Task description: Retype the material that follows, keeping every word as it is.

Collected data
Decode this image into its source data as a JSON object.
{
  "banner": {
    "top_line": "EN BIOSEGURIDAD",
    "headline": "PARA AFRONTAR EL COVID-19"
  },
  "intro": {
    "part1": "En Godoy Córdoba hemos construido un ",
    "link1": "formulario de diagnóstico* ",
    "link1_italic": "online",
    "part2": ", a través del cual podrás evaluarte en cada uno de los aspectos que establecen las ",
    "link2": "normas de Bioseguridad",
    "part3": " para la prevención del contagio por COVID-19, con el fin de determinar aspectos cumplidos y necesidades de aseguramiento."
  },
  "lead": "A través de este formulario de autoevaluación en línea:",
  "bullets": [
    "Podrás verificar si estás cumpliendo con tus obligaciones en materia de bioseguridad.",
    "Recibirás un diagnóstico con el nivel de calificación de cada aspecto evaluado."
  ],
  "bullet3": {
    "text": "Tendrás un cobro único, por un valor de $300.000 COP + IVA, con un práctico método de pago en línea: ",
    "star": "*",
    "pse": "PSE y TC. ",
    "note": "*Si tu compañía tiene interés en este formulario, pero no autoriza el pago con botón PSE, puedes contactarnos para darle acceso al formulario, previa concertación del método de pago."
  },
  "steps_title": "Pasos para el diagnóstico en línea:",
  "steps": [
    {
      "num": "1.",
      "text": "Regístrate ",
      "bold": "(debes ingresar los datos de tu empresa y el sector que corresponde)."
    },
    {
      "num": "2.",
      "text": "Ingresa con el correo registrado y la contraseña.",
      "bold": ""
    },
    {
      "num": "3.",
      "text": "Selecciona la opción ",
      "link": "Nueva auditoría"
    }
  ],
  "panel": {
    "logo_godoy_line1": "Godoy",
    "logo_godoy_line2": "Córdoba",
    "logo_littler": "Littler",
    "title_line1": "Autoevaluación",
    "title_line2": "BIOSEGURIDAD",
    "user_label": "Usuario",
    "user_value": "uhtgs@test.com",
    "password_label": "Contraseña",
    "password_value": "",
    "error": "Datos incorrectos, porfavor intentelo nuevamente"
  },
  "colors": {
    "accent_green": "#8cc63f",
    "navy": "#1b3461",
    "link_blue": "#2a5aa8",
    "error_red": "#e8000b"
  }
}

Response:
Decode this image into its source data as a JSON object.
{
  "banner": {
    "top_line": "EN BIOSEGURIDAD",
    "headline": "PARA AFRONTAR EL COVID-19"
  },
  "intro": {
    "part1": "En Godoy Córdoba hemos construido un ",
    "link1": "formulario de diagnóstico* ",
    "link1_italic": "online",
    "part2": ", a través del cual podrás evaluarte en cada uno de los aspectos que establecen las ",
    "link2": "normas de Bioseguridad",
    "part3": " para la prevención del contagio por COVID-19, con el fin de determinar aspectos cumplidos y necesidades de aseguramiento."
  },
  "lead": "A través de este formulario de autoevaluación en línea:",
  "bullets": [
    "Podrás verificar si estás cumpliendo con tus obligaciones en materia de bioseguridad.",
    "Recibirás un diagnóstico con el nivel de calificación de cada aspecto evaluado."
  ],
  "bullet3": {
    "text": "Tendrás un cobro único, por un valor de $300.000 COP + IVA, con un práctico método de pago en línea: ",
    "star": "*",
    "pse": "PSE y TC. ",
    "note": "*Si tu compañía tiene interés en este formulario, pero no autoriza el pago con botón PSE, puedes contactarnos para darle acceso al formulario, previa concertación del método de pago."
  },
  "steps_title": "Pasos para el diagnóstico en línea:",
  "steps": [
    {
      "num": "1.",
      "text": "Regístrate ",
      "bold": "(debes ingresar los datos de tu empresa y el sector que corresponde)."
    },
    {
      "num": "2.",
      "text": "Ingresa con el correo registrado y la contraseña.",
      "bold": ""
    },
    {
      "num": "3.",
      "text": "Selecciona la opción ",
      "link": "Nueva auditoría"
    }
  ],
  "panel": {
    "logo_godoy_line1": "Godoy",
    "logo_godoy_line2": "Córdoba",
    "logo_littler": "Littler",
    "title_line1": "Autoevaluación",
    "title_line2": "BIOSEGURIDAD",
    "user_label": "Usuario",
    "user_value": "uhtgs@test.com",
    "password_label": "Contraseña",
    "password_value": "",
    "error": "Datos incorrectos, porfavor intentelo nuevamente"
  },
  "colors": {
    "accent_green": "#8cc63f",
    "navy": "#1b3461",
    "link_blue": "#2a5aa8",
    "error_red": "#e8000b"
  }
}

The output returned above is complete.